TASK PROMPT
Set down the material once more, exactly as it appears.

RECORD EXTRACTS

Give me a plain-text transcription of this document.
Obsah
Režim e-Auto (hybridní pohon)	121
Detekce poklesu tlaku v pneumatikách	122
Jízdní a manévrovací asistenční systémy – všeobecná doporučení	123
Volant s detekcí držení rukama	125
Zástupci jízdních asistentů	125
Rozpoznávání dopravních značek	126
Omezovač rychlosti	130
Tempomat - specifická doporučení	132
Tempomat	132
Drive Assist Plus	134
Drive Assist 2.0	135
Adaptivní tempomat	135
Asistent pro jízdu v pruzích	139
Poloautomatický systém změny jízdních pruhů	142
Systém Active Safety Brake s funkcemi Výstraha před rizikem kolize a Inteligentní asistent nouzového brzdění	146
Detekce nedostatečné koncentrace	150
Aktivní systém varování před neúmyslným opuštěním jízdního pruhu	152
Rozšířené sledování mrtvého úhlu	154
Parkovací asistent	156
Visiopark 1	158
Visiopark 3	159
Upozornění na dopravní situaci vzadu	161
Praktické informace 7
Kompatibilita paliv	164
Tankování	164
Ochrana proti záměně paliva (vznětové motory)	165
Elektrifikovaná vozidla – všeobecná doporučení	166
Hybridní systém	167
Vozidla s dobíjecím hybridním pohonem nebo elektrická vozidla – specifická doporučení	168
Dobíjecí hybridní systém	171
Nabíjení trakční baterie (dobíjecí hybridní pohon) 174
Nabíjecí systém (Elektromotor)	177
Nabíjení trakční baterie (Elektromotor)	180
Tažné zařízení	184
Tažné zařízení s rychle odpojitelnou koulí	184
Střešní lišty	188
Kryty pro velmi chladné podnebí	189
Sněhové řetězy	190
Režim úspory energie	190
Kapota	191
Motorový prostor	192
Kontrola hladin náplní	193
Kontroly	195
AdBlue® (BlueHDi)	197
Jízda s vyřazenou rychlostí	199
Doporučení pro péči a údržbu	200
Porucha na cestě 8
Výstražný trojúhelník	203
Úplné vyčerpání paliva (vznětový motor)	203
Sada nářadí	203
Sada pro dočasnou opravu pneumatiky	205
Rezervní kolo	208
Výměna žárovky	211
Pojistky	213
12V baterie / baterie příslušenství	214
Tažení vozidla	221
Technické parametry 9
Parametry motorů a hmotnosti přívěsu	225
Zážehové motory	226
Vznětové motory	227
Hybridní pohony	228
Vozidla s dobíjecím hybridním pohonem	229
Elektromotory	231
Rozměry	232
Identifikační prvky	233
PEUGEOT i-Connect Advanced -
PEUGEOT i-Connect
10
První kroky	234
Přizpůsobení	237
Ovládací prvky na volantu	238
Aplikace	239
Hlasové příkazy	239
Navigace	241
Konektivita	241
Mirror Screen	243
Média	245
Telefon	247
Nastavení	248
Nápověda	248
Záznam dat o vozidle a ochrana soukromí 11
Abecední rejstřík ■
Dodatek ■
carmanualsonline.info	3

RESULT OF THIS EXERCISE
Give me a plain-text transcription of this document.
Obsah
Režim e-Auto (hybridní pohon)	121
Detekce poklesu tlaku v pneumatikách	122
Jízdní a manévrovací asistenční systémy – všeobecná doporučení	123
Volant s detekcí držení rukama	125
Zástupci jízdních asistentů	125
Rozpoznávání dopravních značek	126
Omezovač rychlosti	130
Tempomat - specifická doporučení	132
Tempomat	132
Drive Assist Plus	134
Drive Assist 2.0	135
Adaptivní tempomat	135
Asistent pro jízdu v pruzích	139
Poloautomatický systém změny jízdních pruhů	142
Systém Active Safety Brake s funkcemi Výstraha před rizikem kolize a Inteligentní asistent nouzového brzdění	146
Detekce nedostatečné koncentrace	150
Aktivní systém varování před neúmyslným opuštěním jízdního pruhu	152
Rozšířené sledování mrtvého úhlu	154
Parkovací asistent	156
Visiopark 1	158
Visiopark 3	159
Upozornění na dopravní situaci vzadu	161
Praktické informace 7
Kompatibilita paliv	164
Tankování	164
Ochrana proti záměně paliva (vznětové motory)	165
Elektrifikovaná vozidla – všeobecná doporučení	166
Hybridní systém	167
Vozidla s dobíjecím hybridním pohonem nebo elektrická vozidla – specifická doporučení	168
Dobíjecí hybridní systém	171
Nabíjení trakční baterie (dobíjecí hybridní pohon) 174
Nabíjecí systém (Elektromotor)	177
Nabíjení trakční baterie (Elektromotor)	180
Tažné zařízení	184
Tažné zařízení s rychle odpojitelnou koulí	184
Střešní lišty	188
Kryty pro velmi chladné podnebí	189
Sněhové řetězy	190
Režim úspory energie	190
Kapota	191
Motorový prostor	192
Kontrola hladin náplní	193
Kontroly	195
AdBlue® (BlueHDi)	197
Jízda s vyřazenou rychlostí	199
Doporučení pro péči a údržbu	200
Porucha na cestě 8
Výstražný trojúhelník	203
Úplné vyčerpání paliva (vznětový motor)	203
Sada nářadí	203
Sada pro dočasnou opravu pneumatiky	205
Rezervní kolo	208
Výměna žárovky	211
Pojistky	213
12V baterie / baterie příslušenství	214
Tažení vozidla	221
Technické parametry 9
Parametry motorů a hmotnosti přívěsu	225
Zážehové motory	226
Vznětové motory	227
Hybridní pohony	228
Vozidla s dobíjecím hybridním pohonem	229
Elektromotory	231
Rozměry	232
Identifikační prvky	233
PEUGEOT i-Connect Advanced -
PEUGEOT i-Connect
10
První kroky	234
Přizpůsobení	237
Ovládací prvky na volantu	238
Aplikace	239
Hlasové příkazy	239
Navigace	241
Konektivita	241
Mirror Screen	243
Média	245
Telefon	247
Nastavení	248
Nápověda	248
Záznam dat o vozidle a ochrana soukromí 11
Abecední rejstřík ■
Dodatek ■
carmanualsonline.info	3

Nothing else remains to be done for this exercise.